RANGKAIAN TUGAS:
#1 Tentukan apakah setiap pernyataan berikut sesuai dengan teks tentang mukjizat, lalu jawab ya atau tidak disertai kutipan persis kata-kata teks yang menentukan. (a) Kata mukjizat berasal dari kata bahasa Arab a'jaza. (b) Pengertian mukjizat dalam kamus besar bahasa Indonesia sama dengan pengertiannya dalam istilah agama Islam. (c) Menurut Muhammad Bakar Ismail, mukjizat diberikan Allah swt kepada nabi-nabi-Nya sebagai hujjah.
#2 Salin tanpa perubahan seluruh bagian teks tentang mukjizat, mulai dari "Adapun tujuan" terus ke bawah hingga "berikan kepada Nabi.".

TEKS YANG DIBERIKAN:
PENDAHULUAN
A.
Latar belakang
Salah satu objek penting lainnya
dalam kajian ulumul Al Qura’an adalah perbincangan mengenai mukjizat, terutama
mukjizat Al Qura’an. Karena dengan perantara mukjizat Allah mengingatkan
manusia, bahwa para rasul itu merupakan utusan yang mendapat dukungan dan
bantuan dari langit. Mukjizat yang telah di berikan kepada para Nabi mempunyai
fungsi sama yaitu untuk memainkan peranannya dan mengatasi kepandaian kaum
disamping membuktikan bahwa kekuasaan Allah itu berada di atas segala-galanya.
Adapun tujuan
mukjizat itu, untuk pengarahan yang ditujukan pada suatu umat yang berkaitan
dengan pengetahuan mereka, karena Allah tidak mengarahkan suatu umat pada
hal-hal yang mereka tidak ketahui, dan di situlah letak nilai mukjizat yang
telah di berikan kepada Nabi.
BAB II
PEMBAHASAN
A.
Defenisi
Mukjizat
Kata
mukjizat dalam kamus besar bahasa indonesia diartikan sebagai "kejadian
ajaib yang sukar dijangkau oleh kemampuan akal manusia". Pengertian ini
tidak sama dengan pengertian kata tersebut dalam istilah agama islam.
Kata
mukjizat terambil dari kata bahasa Arab a'jaza yang berarti "melemahkan atau menjadikan tidak
mampu" . Pelakunya (yang melemahkan) dinamai mu'jiz dan bila kemampuannya
melemahkan pihak lain amat menonjol sehingga mampu membungkamkan lawan, maka ia dinamai mu’jizat.
Berikut
adalah pengertian mukjizat secara terminologi menurut bebeapa ahli:
1.
Manna Khalil Al Qaththan
I’jaz adalah menampakkan kebenaran Nabi SAW dalam pengakuaan orang lain
sebagai rasul utusan Allah SWT dengan menampakan kelemahan orang-orang Arab
untuk menandinginya atau menghadapi mukjizat yang abadi, yaitu Al-Qur’an dan
kelemahan-kelemahan generasi sesudah mereka.
2. Ali al Shabuniy
I’jaz ialah
menetapkan kelemahan manusia baik secara kelompok maupun bersama-sama untuk
menandingi hal yang serupa dengannya, maka mukjizat merupakan bukti yang
datangnya dari Allah swt yang diberikan kepada hamba-Nya untuk memperkuat
kebenaran misi kerasulan dan kenabianya.
Sedangkan
mukjizat adalah perkara yang luar biasa yang disertai dengan tantangan yang
tidak mungkin dapat ditandingi oleh siapapun dan kapanpun.
3. Muhammad Bakar Ismail
Mukjizat adalah perkara luar biasa yang disertai
dan diikuti tantangan yang diberikan oleh Allah swt kepada nabi-nabiNya sebagai
hujjah dan bukti yang kuat atas misi dan kebenaran terhadap apa yang diembannya
yang bersumber dari Allah swt.

CUPLIKAN DATA:
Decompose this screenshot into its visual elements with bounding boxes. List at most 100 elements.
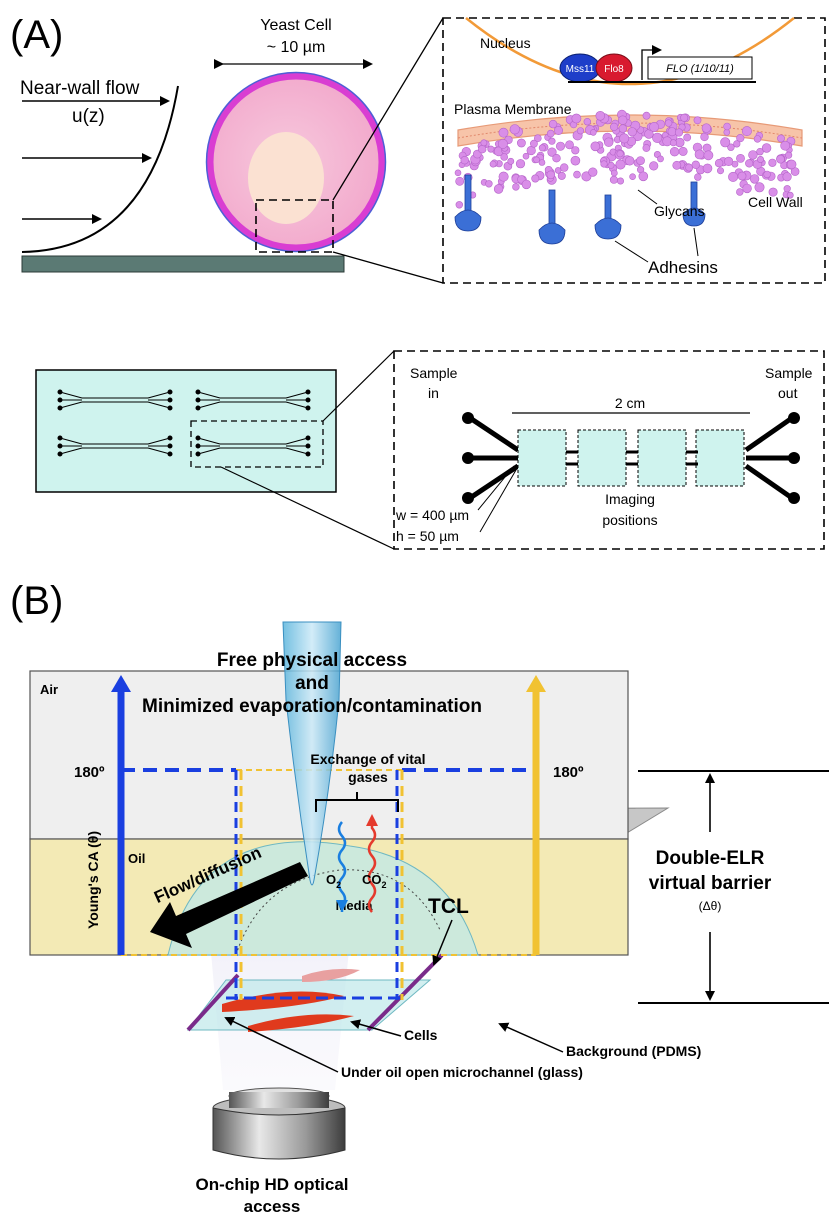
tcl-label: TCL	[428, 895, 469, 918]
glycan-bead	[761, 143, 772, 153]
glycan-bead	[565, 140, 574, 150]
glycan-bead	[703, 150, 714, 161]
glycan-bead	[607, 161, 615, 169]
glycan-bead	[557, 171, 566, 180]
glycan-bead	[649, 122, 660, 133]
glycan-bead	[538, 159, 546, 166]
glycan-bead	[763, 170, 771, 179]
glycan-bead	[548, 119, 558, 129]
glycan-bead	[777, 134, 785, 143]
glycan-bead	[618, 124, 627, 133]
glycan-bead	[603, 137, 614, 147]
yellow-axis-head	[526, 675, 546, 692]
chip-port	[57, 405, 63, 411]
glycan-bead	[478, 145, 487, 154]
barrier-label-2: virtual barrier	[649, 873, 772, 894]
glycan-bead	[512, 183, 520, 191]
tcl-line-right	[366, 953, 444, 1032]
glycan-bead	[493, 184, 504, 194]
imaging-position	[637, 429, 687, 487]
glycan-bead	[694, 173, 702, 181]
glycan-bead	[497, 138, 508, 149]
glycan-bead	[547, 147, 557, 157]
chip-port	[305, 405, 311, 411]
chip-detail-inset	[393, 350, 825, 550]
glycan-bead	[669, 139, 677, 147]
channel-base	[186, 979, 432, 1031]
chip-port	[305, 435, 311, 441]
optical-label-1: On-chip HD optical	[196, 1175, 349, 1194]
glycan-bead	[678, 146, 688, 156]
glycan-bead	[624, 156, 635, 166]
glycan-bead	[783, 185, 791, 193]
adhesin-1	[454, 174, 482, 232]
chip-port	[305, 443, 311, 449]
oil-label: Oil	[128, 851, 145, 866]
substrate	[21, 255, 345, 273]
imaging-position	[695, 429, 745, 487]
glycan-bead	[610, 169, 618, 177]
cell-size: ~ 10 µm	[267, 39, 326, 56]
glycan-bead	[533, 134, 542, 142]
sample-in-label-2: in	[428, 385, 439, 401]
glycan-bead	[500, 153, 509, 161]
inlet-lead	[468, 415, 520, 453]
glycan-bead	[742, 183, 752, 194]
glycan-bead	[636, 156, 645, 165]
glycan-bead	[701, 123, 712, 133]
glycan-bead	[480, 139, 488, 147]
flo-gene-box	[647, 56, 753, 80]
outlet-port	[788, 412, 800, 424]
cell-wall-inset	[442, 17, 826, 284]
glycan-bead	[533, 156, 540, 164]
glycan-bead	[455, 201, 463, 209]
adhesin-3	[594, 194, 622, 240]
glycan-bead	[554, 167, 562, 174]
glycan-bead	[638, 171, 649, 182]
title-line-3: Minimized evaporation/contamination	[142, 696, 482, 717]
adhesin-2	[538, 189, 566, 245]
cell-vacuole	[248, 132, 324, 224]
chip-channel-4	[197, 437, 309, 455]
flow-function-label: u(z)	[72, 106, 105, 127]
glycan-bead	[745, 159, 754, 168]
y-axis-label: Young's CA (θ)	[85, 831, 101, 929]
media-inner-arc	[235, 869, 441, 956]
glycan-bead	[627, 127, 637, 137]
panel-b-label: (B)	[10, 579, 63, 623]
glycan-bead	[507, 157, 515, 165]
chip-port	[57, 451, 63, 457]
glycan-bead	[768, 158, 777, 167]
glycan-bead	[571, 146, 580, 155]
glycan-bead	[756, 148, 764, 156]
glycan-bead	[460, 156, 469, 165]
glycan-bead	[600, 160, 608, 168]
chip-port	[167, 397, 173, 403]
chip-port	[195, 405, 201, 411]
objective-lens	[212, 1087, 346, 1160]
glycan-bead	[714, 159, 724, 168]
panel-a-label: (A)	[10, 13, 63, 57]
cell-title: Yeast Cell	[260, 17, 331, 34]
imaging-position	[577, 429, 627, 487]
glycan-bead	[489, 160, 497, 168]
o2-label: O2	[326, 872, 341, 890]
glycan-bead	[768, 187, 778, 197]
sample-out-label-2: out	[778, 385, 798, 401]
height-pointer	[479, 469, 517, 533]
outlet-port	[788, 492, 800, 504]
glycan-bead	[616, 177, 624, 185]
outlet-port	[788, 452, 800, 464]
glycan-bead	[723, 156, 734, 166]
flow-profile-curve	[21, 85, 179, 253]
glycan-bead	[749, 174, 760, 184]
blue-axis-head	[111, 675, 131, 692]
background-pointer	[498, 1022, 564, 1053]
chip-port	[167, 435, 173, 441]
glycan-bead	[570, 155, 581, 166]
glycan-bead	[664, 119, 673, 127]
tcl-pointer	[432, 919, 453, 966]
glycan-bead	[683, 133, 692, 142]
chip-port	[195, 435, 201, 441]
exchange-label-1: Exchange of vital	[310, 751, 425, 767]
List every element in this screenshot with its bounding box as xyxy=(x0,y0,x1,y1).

--

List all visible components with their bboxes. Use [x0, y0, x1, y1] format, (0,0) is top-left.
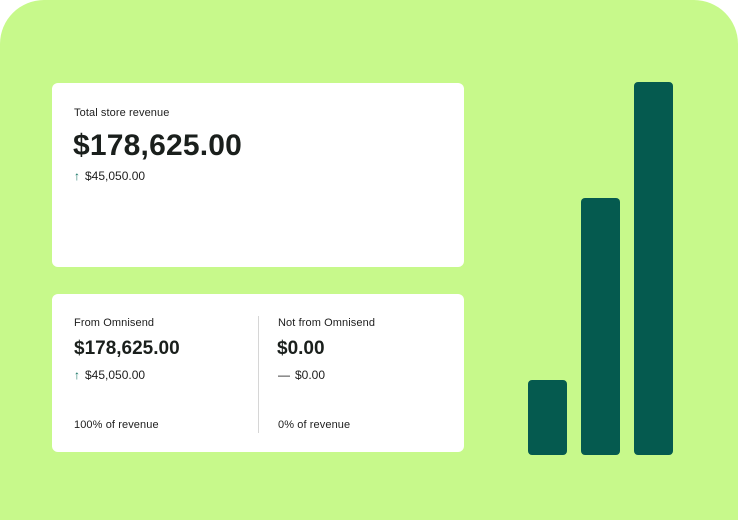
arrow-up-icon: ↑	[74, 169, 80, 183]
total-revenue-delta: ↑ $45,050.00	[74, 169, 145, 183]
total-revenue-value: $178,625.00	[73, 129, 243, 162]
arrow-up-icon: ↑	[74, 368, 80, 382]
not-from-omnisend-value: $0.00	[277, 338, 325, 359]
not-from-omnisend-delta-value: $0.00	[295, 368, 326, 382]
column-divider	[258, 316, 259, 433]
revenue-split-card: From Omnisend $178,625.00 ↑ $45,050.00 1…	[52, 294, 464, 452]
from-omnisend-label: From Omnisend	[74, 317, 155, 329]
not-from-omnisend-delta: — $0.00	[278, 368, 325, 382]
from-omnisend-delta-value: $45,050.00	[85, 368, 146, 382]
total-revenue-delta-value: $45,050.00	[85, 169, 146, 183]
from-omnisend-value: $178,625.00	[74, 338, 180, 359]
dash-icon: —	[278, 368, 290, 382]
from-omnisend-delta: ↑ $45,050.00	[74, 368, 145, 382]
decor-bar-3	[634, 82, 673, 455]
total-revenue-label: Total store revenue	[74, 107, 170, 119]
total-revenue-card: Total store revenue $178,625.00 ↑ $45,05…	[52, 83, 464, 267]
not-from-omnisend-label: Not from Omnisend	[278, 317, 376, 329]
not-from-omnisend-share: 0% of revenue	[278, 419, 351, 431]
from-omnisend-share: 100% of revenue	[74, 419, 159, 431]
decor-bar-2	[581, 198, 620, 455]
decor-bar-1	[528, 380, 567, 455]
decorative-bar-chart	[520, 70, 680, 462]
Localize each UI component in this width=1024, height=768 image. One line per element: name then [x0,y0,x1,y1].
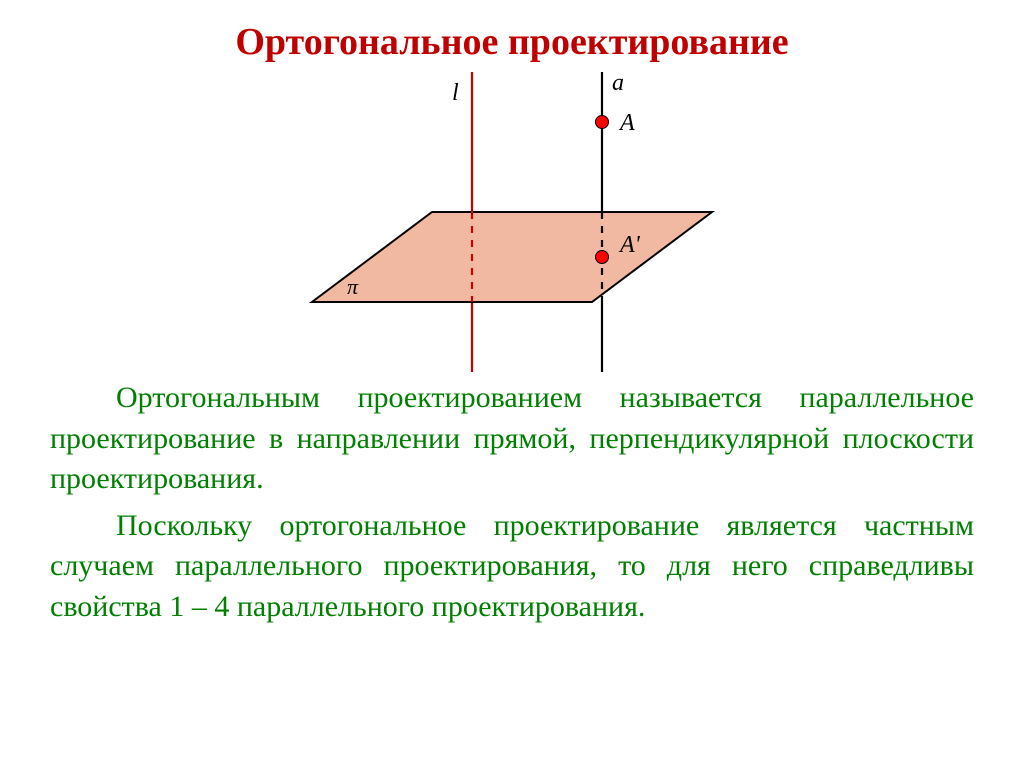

--

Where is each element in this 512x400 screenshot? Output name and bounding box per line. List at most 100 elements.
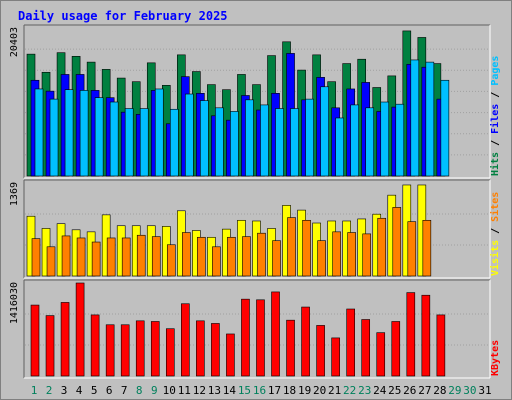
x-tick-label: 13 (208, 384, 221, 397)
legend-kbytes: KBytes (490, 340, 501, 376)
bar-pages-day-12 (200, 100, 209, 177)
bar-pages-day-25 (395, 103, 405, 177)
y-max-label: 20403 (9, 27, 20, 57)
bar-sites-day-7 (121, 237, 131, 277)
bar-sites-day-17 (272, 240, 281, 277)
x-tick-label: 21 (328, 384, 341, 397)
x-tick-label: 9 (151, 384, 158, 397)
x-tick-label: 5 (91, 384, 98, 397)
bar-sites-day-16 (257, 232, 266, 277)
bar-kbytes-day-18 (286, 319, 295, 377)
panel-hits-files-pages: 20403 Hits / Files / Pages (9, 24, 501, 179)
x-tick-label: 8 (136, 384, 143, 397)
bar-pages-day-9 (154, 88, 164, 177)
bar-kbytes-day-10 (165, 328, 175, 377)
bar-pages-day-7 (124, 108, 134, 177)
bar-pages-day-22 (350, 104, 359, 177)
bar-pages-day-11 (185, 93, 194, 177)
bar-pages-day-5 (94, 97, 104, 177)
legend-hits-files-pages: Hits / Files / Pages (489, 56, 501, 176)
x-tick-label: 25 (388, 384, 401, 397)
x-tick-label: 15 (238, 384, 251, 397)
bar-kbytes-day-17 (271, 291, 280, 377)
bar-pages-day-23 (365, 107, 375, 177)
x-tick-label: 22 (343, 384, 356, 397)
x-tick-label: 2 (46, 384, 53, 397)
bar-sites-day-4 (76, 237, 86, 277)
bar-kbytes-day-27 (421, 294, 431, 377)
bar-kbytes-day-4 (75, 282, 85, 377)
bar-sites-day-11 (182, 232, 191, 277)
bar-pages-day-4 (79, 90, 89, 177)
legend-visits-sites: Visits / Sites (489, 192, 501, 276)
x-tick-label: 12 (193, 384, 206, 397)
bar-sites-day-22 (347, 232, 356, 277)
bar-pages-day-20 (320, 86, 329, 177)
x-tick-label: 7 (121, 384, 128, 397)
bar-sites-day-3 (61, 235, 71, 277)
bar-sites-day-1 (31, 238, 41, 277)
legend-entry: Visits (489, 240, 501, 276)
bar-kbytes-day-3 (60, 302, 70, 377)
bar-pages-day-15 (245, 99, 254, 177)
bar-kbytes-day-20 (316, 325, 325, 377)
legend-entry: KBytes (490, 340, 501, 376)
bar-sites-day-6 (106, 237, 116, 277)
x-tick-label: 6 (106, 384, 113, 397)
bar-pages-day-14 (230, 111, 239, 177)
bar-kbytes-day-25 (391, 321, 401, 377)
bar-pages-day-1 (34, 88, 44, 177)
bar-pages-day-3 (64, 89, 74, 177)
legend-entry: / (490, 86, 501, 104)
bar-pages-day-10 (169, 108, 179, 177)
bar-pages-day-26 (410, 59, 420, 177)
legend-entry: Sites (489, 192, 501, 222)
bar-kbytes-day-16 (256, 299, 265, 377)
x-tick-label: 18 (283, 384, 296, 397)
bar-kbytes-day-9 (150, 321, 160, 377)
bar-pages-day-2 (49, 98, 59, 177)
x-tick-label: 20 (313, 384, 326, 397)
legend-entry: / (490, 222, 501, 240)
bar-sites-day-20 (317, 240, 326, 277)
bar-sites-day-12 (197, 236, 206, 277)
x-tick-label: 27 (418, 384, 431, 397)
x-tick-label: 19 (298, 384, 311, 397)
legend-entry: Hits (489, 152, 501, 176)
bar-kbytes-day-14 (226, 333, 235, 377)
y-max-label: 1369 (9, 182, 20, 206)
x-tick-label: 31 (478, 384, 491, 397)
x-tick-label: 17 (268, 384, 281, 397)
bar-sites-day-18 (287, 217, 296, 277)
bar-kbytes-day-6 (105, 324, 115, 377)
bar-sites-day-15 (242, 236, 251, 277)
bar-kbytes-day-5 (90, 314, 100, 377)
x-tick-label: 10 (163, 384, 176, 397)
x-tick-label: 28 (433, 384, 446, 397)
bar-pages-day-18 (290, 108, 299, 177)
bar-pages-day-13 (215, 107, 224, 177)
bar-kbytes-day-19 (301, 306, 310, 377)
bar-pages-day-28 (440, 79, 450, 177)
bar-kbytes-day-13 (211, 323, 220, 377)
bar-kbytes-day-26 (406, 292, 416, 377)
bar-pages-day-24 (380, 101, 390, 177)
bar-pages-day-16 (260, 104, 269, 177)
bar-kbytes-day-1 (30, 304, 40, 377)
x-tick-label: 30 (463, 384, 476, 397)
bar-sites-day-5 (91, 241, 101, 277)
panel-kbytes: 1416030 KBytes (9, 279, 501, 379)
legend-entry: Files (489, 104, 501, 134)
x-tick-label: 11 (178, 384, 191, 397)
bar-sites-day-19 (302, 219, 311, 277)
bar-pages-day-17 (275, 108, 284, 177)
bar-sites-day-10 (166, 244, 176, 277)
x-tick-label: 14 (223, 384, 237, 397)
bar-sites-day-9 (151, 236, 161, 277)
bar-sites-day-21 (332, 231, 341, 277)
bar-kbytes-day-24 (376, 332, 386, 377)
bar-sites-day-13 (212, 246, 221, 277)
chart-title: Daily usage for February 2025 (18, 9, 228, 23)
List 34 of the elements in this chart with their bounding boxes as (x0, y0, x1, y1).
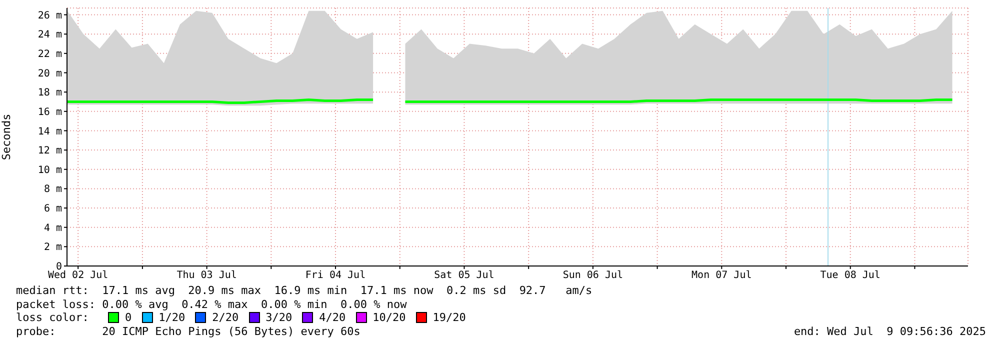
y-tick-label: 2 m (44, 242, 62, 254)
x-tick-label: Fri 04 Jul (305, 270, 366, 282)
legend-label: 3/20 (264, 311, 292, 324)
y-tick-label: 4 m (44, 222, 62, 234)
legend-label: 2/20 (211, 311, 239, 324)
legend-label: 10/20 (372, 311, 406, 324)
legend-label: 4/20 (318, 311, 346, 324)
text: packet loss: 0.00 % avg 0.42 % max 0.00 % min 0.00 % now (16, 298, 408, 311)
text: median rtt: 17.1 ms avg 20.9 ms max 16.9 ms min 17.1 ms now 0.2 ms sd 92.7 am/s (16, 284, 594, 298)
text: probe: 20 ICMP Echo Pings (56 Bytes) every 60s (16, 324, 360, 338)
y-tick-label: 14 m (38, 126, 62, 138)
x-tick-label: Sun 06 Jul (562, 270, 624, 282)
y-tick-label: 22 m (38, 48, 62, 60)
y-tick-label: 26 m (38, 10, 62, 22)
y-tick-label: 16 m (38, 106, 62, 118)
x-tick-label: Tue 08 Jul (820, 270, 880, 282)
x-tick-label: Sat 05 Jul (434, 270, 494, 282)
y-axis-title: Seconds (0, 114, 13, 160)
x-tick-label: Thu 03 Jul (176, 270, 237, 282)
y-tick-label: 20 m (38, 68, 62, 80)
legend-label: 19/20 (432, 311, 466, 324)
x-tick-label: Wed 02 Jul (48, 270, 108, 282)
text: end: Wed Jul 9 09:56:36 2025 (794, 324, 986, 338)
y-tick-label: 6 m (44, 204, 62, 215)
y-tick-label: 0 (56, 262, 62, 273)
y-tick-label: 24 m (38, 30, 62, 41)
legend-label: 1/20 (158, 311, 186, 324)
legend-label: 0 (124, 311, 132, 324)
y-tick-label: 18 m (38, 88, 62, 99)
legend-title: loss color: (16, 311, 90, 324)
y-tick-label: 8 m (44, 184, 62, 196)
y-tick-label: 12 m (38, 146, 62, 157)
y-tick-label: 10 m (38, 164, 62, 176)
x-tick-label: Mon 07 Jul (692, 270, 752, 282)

JAWABAN PER TUGAS:
#1
(a) Ya: "mukjizat terambil dari kata bahasa Arab a'jaza"
(b) Tidak: "Pengertian ini tidak sama dengan pengertian kata tersebut dalam istilah agama islam"
(c) Ya: "diberikan oleh Allah swt kepada nabi-nabiNya sebagai hujjah"

#2
Adapun tujuan
mukjizat itu, untuk pengarahan yang ditujukan pada suatu umat yang berkaitan
dengan pengetahuan mereka, karena Allah tidak mengarahkan suatu umat pada
hal-hal yang mereka tidak ketahui, dan di situlah letak nilai mukjizat yang
telah di berikan kepada Nabi.